[Stored records]
----------
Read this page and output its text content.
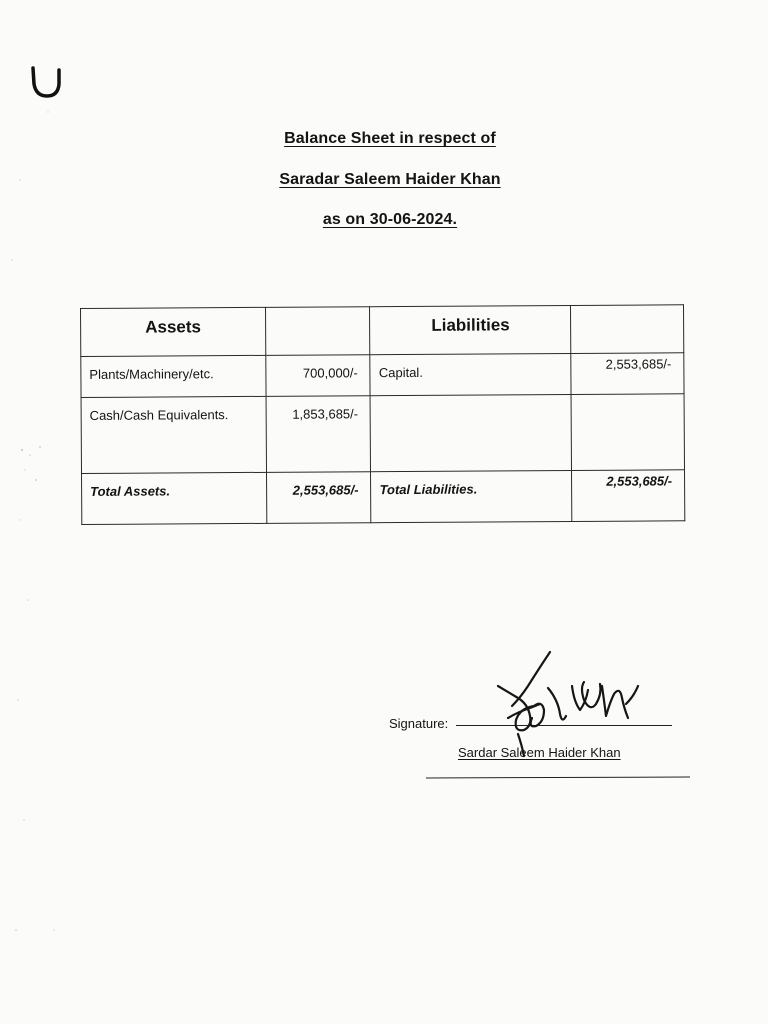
Balance Sheet in respect of
Saradar Saleem Haider Khan
as on 30-06-2024.
Assets		Liabilities	

Plants/Machinery/etc.	700,000/-	Capital.	2,553,685/-

Cash/Cash Equivalents.	1,853,685/-		

Total Assets.	2,553,685/-	Total Liabilities.	2,553,685/-
Signature:
Sardar Saleem Haider Khan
----------
■ **WHAT TO PRODUCE**
Retype all entries exactly as they appear, dropping the images.

■ **ANSWER FOR THE TASK**
Read this page and output its text content.
Balance Sheet in respect of
Saradar Saleem Haider Khan
as on 30-06-2024.
Assets		Liabilities	

Plants/Machinery/etc.	700,000/-	Capital.	2,553,685/-

Cash/Cash Equivalents.	1,853,685/-		

Total Assets.	2,553,685/-	Total Liabilities.	2,553,685/-
Signature:
Sardar Saleem Haider Khan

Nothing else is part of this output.